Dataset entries
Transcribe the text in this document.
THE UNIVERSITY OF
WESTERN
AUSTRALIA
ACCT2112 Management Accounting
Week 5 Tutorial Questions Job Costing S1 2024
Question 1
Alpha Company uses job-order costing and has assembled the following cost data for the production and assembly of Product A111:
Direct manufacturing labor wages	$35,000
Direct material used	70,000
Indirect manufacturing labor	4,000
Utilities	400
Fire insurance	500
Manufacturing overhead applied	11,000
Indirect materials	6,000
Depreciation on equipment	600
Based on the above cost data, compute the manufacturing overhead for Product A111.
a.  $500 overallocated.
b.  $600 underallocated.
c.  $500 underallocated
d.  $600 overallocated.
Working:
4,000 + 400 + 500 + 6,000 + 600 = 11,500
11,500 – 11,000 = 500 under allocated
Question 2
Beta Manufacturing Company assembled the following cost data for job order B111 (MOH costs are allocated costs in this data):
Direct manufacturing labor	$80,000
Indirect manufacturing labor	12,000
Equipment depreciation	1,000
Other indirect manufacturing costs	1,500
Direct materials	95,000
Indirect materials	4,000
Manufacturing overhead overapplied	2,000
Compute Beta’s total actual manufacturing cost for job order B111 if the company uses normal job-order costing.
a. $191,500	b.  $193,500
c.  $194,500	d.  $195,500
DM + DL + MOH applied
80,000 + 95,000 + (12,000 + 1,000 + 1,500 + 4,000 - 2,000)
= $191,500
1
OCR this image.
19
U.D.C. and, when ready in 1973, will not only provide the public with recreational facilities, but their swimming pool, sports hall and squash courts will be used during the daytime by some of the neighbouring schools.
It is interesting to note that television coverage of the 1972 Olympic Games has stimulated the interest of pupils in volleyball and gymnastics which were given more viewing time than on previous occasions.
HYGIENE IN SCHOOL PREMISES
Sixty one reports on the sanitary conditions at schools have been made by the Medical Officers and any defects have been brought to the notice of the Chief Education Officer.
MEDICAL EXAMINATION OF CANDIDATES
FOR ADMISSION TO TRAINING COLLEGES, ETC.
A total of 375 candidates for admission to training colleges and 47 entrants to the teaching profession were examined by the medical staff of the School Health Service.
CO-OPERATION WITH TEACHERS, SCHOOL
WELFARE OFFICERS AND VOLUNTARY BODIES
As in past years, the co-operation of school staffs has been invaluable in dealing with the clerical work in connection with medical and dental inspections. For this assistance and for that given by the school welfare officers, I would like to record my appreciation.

**WHAT TO PRODUCE**
Output all of the data again, exactly.

**RESULT**
Transcribe the text in this document.
THE UNIVERSITY OF
WESTERN
AUSTRALIA
ACCT2112 Management Accounting
Week 5 Tutorial Questions Job Costing S1 2024
Question 1
Alpha Company uses job-order costing and has assembled the following cost data for the production and assembly of Product A111:
Direct manufacturing labor wages	$35,000
Direct material used	70,000
Indirect manufacturing labor	4,000
Utilities	400
Fire insurance	500
Manufacturing overhead applied	11,000
Indirect materials	6,000
Depreciation on equipment	600
Based on the above cost data, compute the manufacturing overhead for Product A111.
a.  $500 overallocated.
b.  $600 underallocated.
c.  $500 underallocated
d.  $600 overallocated.
Working:
4,000 + 400 + 500 + 6,000 + 600 = 11,500
11,500 – 11,000 = 500 under allocated
Question 2
Beta Manufacturing Company assembled the following cost data for job order B111 (MOH costs are allocated costs in this data):
Direct manufacturing labor	$80,000
Indirect manufacturing labor	12,000
Equipment depreciation	1,000
Other indirect manufacturing costs	1,500
Direct materials	95,000
Indirect materials	4,000
Manufacturing overhead overapplied	2,000
Compute Beta’s total actual manufacturing cost for job order B111 if the company uses normal job-order costing.
a. $191,500	b.  $193,500
c.  $194,500	d.  $195,500
DM + DL + MOH applied
80,000 + 95,000 + (12,000 + 1,000 + 1,500 + 4,000 - 2,000)
= $191,500
1
OCR this image.
19
U.D.C. and, when ready in 1973, will not only provide the public with recreational facilities, but their swimming pool, sports hall and squash courts will be used during the daytime by some of the neighbouring schools.
It is interesting to note that television coverage of the 1972 Olympic Games has stimulated the interest of pupils in volleyball and gymnastics which were given more viewing time than on previous occasions.
HYGIENE IN SCHOOL PREMISES
Sixty one reports on the sanitary conditions at schools have been made by the Medical Officers and any defects have been brought to the notice of the Chief Education Officer.
MEDICAL EXAMINATION OF CANDIDATES
FOR ADMISSION TO TRAINING COLLEGES, ETC.
A total of 375 candidates for admission to training colleges and 47 entrants to the teaching profession were examined by the medical staff of the School Health Service.
CO-OPERATION WITH TEACHERS, SCHOOL
WELFARE OFFICERS AND VOLUNTARY BODIES
As in past years, the co-operation of school staffs has been invaluable in dealing with the clerical work in connection with medical and dental inspections. For this assistance and for that given by the school welfare officers, I would like to record my appreciation.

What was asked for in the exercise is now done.